Available data –

++++++++

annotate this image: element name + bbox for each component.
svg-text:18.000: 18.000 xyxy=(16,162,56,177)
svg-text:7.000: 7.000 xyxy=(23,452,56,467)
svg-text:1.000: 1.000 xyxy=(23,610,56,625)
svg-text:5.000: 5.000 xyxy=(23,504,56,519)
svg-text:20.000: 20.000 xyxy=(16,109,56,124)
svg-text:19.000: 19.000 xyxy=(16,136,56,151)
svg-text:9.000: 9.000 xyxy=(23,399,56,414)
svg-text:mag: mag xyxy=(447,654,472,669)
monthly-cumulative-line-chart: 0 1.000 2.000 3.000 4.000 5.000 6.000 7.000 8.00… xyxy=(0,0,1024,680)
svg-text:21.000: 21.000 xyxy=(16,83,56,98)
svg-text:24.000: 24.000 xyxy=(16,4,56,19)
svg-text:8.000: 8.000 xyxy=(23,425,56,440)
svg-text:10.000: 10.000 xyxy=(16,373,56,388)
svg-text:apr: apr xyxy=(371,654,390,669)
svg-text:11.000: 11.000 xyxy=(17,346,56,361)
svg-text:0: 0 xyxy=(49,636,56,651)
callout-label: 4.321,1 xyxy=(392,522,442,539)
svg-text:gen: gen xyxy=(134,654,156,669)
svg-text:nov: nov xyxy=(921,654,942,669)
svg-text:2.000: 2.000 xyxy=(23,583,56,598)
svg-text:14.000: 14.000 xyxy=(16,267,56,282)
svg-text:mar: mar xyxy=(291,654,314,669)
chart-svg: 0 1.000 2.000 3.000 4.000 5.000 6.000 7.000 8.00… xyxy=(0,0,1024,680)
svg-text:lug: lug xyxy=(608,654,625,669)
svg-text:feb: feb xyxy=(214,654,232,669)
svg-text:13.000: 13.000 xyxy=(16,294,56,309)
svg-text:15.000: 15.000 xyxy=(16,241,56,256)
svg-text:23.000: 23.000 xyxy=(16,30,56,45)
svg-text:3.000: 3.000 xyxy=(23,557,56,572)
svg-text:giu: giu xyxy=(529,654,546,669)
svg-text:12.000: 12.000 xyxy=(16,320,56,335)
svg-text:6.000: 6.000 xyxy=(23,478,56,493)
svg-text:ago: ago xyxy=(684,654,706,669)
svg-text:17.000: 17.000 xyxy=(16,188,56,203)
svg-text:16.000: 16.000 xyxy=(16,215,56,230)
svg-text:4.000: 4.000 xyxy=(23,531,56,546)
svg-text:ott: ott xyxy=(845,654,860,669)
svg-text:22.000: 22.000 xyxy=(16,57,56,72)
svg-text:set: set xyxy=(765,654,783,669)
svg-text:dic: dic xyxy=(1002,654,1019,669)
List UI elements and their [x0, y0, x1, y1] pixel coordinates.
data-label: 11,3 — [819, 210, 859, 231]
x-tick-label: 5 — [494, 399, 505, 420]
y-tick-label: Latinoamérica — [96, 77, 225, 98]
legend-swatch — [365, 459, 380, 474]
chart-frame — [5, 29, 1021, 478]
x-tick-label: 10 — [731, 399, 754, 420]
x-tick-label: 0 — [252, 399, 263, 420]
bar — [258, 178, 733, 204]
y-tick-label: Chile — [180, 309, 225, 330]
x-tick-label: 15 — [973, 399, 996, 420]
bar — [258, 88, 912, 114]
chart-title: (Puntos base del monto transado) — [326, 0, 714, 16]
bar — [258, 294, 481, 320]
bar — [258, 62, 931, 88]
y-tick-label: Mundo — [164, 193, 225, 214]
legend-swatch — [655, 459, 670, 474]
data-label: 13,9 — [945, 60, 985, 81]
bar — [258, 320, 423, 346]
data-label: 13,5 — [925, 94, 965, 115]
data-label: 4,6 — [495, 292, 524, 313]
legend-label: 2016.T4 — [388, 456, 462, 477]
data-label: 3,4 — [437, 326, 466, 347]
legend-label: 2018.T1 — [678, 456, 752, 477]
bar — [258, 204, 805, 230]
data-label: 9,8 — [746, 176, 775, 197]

++++++++

The problem – Reproduce every line of all the items above, without changing anything.

Solved exercise –
annotate this image: element name + bbox for each component.
svg-text:18.000: 18.000 xyxy=(16,162,56,177)
svg-text:7.000: 7.000 xyxy=(23,452,56,467)
svg-text:1.000: 1.000 xyxy=(23,610,56,625)
svg-text:5.000: 5.000 xyxy=(23,504,56,519)
svg-text:20.000: 20.000 xyxy=(16,109,56,124)
svg-text:19.000: 19.000 xyxy=(16,136,56,151)
svg-text:9.000: 9.000 xyxy=(23,399,56,414)
svg-text:mag: mag xyxy=(447,654,472,669)
monthly-cumulative-line-chart: 0 1.000 2.000 3.000 4.000 5.000 6.000 7.000 8.00… xyxy=(0,0,1024,680)
svg-text:21.000: 21.000 xyxy=(16,83,56,98)
svg-text:24.000: 24.000 xyxy=(16,4,56,19)
svg-text:8.000: 8.000 xyxy=(23,425,56,440)
svg-text:10.000: 10.000 xyxy=(16,373,56,388)
svg-text:apr: apr xyxy=(371,654,390,669)
svg-text:11.000: 11.000 xyxy=(17,346,56,361)
svg-text:0: 0 xyxy=(49,636,56,651)
callout-label: 4.321,1 xyxy=(392,522,442,539)
svg-text:gen: gen xyxy=(134,654,156,669)
svg-text:nov: nov xyxy=(921,654,942,669)
svg-text:2.000: 2.000 xyxy=(23,583,56,598)
svg-text:14.000: 14.000 xyxy=(16,267,56,282)
svg-text:mar: mar xyxy=(291,654,314,669)
chart-svg: 0 1.000 2.000 3.000 4.000 5.000 6.000 7.000 8.00… xyxy=(0,0,1024,680)
svg-text:lug: lug xyxy=(608,654,625,669)
svg-text:feb: feb xyxy=(214,654,232,669)
svg-text:13.000: 13.000 xyxy=(16,294,56,309)
svg-text:15.000: 15.000 xyxy=(16,241,56,256)
svg-text:23.000: 23.000 xyxy=(16,30,56,45)
svg-text:3.000: 3.000 xyxy=(23,557,56,572)
svg-text:giu: giu xyxy=(529,654,546,669)
svg-text:12.000: 12.000 xyxy=(16,320,56,335)
svg-text:6.000: 6.000 xyxy=(23,478,56,493)
svg-text:ago: ago xyxy=(684,654,706,669)
svg-text:17.000: 17.000 xyxy=(16,188,56,203)
svg-text:16.000: 16.000 xyxy=(16,215,56,230)
svg-text:4.000: 4.000 xyxy=(23,531,56,546)
svg-text:ott: ott xyxy=(845,654,860,669)
svg-text:22.000: 22.000 xyxy=(16,57,56,72)
svg-text:set: set xyxy=(765,654,783,669)
svg-text:dic: dic xyxy=(1002,654,1019,669)
List UI elements and their [x0, y0, x1, y1] pixel coordinates.
data-label: 11,3 — [819, 210, 859, 231]
x-tick-label: 5 — [494, 399, 505, 420]
y-tick-label: Latinoamérica — [96, 77, 225, 98]
legend-swatch — [365, 459, 380, 474]
chart-frame — [5, 29, 1021, 478]
x-tick-label: 10 — [731, 399, 754, 420]
x-tick-label: 0 — [252, 399, 263, 420]
bar — [258, 178, 733, 204]
y-tick-label: Chile — [180, 309, 225, 330]
x-tick-label: 15 — [973, 399, 996, 420]
bar — [258, 88, 912, 114]
chart-title: (Puntos base del monto transado) — [326, 0, 714, 16]
bar — [258, 294, 481, 320]
bar — [258, 62, 931, 88]
y-tick-label: Mundo — [164, 193, 225, 214]
legend-swatch — [655, 459, 670, 474]
data-label: 13,9 — [945, 60, 985, 81]
bar — [258, 320, 423, 346]
data-label: 13,5 — [925, 94, 965, 115]
data-label: 4,6 — [495, 292, 524, 313]
legend-label: 2016.T4 — [388, 456, 462, 477]
data-label: 3,4 — [437, 326, 466, 347]
legend-label: 2018.T1 — [678, 456, 752, 477]
bar — [258, 204, 805, 230]
data-label: 9,8 — [746, 176, 775, 197]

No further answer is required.